■ ENTRIES SHOWN
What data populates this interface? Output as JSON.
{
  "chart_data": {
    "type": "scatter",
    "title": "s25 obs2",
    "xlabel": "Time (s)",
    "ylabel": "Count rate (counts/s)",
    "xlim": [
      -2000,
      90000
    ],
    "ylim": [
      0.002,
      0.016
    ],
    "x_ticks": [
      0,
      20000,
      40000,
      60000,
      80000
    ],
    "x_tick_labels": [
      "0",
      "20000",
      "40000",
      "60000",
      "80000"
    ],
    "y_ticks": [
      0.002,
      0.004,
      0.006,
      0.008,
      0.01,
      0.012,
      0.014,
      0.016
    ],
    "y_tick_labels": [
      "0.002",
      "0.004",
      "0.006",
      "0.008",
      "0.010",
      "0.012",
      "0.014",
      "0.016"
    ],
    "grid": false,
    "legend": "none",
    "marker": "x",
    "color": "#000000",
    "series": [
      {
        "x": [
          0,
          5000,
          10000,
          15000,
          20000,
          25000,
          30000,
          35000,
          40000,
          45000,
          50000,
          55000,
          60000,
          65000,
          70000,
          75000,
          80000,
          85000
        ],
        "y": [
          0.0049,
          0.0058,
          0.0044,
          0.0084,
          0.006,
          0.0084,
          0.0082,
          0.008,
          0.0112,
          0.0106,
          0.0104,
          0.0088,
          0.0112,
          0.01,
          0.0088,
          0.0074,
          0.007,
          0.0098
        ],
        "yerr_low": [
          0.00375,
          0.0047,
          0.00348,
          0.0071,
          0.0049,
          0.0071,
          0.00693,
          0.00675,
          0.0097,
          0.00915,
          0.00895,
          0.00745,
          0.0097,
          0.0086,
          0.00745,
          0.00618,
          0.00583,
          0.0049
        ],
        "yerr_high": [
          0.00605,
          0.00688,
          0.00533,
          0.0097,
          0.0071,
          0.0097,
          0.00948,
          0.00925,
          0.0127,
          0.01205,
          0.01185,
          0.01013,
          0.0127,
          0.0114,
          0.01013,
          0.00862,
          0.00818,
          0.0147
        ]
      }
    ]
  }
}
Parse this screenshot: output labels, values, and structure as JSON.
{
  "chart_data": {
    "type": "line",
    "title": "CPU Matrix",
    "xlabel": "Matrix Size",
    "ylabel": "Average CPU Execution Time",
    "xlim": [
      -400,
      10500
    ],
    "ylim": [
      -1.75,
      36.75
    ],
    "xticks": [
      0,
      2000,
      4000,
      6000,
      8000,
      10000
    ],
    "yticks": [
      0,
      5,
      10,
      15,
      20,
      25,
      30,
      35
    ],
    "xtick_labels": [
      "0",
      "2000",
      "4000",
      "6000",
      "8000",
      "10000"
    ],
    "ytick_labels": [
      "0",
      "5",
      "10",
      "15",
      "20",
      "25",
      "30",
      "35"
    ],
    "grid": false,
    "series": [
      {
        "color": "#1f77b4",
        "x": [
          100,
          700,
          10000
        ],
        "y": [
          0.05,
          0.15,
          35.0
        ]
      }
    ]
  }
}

■ EXERCISE PROMPT
Pull out each line of the entries that contains "Time".

■ RESULT OF THE EXERCISE
    "xlabel": "Time (s)",
    "ylabel": "Average CPU Execution Time",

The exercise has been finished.